• STATED TASK: Pull out every one of the lines below, character for character.

• RECORDED INFORMATION:
------
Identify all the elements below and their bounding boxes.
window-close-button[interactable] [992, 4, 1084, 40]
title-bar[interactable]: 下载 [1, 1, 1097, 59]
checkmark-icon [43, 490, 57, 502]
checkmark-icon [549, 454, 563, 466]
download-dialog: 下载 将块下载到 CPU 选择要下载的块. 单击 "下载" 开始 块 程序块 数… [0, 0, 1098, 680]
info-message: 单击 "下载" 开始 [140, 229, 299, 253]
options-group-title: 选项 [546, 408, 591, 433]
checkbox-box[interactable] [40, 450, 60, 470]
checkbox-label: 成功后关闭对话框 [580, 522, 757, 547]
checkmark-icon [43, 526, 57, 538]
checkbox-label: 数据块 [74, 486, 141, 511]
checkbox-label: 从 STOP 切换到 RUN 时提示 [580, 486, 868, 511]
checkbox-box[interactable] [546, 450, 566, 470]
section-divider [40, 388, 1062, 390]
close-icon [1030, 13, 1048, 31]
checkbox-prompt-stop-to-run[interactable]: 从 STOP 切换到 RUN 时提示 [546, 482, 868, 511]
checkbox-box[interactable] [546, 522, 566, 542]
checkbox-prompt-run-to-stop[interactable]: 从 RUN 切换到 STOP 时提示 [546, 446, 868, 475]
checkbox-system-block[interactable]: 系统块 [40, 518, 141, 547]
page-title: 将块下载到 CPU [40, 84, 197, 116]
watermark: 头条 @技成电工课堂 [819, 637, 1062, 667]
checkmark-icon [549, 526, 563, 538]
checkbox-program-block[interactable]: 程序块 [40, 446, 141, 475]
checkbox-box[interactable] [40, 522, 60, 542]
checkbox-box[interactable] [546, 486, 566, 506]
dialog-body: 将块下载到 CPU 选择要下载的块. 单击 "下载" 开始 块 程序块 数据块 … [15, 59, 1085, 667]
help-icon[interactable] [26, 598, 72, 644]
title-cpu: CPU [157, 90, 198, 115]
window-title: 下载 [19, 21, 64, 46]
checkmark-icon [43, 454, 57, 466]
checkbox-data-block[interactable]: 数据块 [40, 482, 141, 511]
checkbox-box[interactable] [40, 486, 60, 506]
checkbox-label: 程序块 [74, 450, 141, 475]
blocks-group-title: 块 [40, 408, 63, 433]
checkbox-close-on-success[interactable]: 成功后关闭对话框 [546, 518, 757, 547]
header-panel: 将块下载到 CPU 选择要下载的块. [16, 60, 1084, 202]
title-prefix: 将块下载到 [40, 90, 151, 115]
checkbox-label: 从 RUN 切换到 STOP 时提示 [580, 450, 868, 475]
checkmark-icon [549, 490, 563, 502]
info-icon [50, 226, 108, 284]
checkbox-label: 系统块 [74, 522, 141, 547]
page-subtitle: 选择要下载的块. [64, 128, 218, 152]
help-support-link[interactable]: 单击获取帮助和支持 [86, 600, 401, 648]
------
• ANSWER IN FULL:
Identify all the elements below and their bounding boxes.
window-close-button[interactable] [992, 4, 1084, 40]
title-bar[interactable]: 下载 [1, 1, 1097, 59]
checkmark-icon [43, 490, 57, 502]
checkmark-icon [549, 454, 563, 466]
download-dialog: 下载 将块下载到 CPU 选择要下载的块. 单击 "下载" 开始 块 程序块 数… [0, 0, 1098, 680]
info-message: 单击 "下载" 开始 [140, 229, 299, 253]
options-group-title: 选项 [546, 408, 591, 433]
checkbox-box[interactable] [40, 450, 60, 470]
checkbox-label: 成功后关闭对话框 [580, 522, 757, 547]
checkmark-icon [43, 526, 57, 538]
checkbox-label: 数据块 [74, 486, 141, 511]
checkbox-label: 从 STOP 切换到 RUN 时提示 [580, 486, 868, 511]
checkbox-box[interactable] [546, 450, 566, 470]
section-divider [40, 388, 1062, 390]
close-icon [1030, 13, 1048, 31]
checkbox-prompt-stop-to-run[interactable]: 从 STOP 切换到 RUN 时提示 [546, 482, 868, 511]
checkbox-box[interactable] [546, 522, 566, 542]
checkbox-prompt-run-to-stop[interactable]: 从 RUN 切换到 STOP 时提示 [546, 446, 868, 475]
checkbox-system-block[interactable]: 系统块 [40, 518, 141, 547]
page-title: 将块下载到 CPU [40, 84, 197, 116]
watermark: 头条 @技成电工课堂 [819, 637, 1062, 667]
checkmark-icon [549, 526, 563, 538]
checkbox-program-block[interactable]: 程序块 [40, 446, 141, 475]
checkbox-box[interactable] [40, 522, 60, 542]
checkbox-box[interactable] [546, 486, 566, 506]
dialog-body: 将块下载到 CPU 选择要下载的块. 单击 "下载" 开始 块 程序块 数据块 … [15, 59, 1085, 667]
help-icon[interactable] [26, 598, 72, 644]
title-cpu: CPU [157, 90, 198, 115]
window-title: 下载 [19, 21, 64, 46]
checkmark-icon [43, 454, 57, 466]
checkbox-data-block[interactable]: 数据块 [40, 482, 141, 511]
checkbox-box[interactable] [40, 486, 60, 506]
checkbox-label: 程序块 [74, 450, 141, 475]
blocks-group-title: 块 [40, 408, 63, 433]
checkbox-close-on-success[interactable]: 成功后关闭对话框 [546, 518, 757, 547]
header-panel: 将块下载到 CPU 选择要下载的块. [16, 60, 1084, 202]
title-prefix: 将块下载到 [40, 90, 151, 115]
checkbox-label: 从 RUN 切换到 STOP 时提示 [580, 450, 868, 475]
checkmark-icon [549, 490, 563, 502]
info-icon [50, 226, 108, 284]
checkbox-label: 系统块 [74, 522, 141, 547]
page-subtitle: 选择要下载的块. [64, 128, 218, 152]
help-support-link[interactable]: 单击获取帮助和支持 [86, 600, 401, 648]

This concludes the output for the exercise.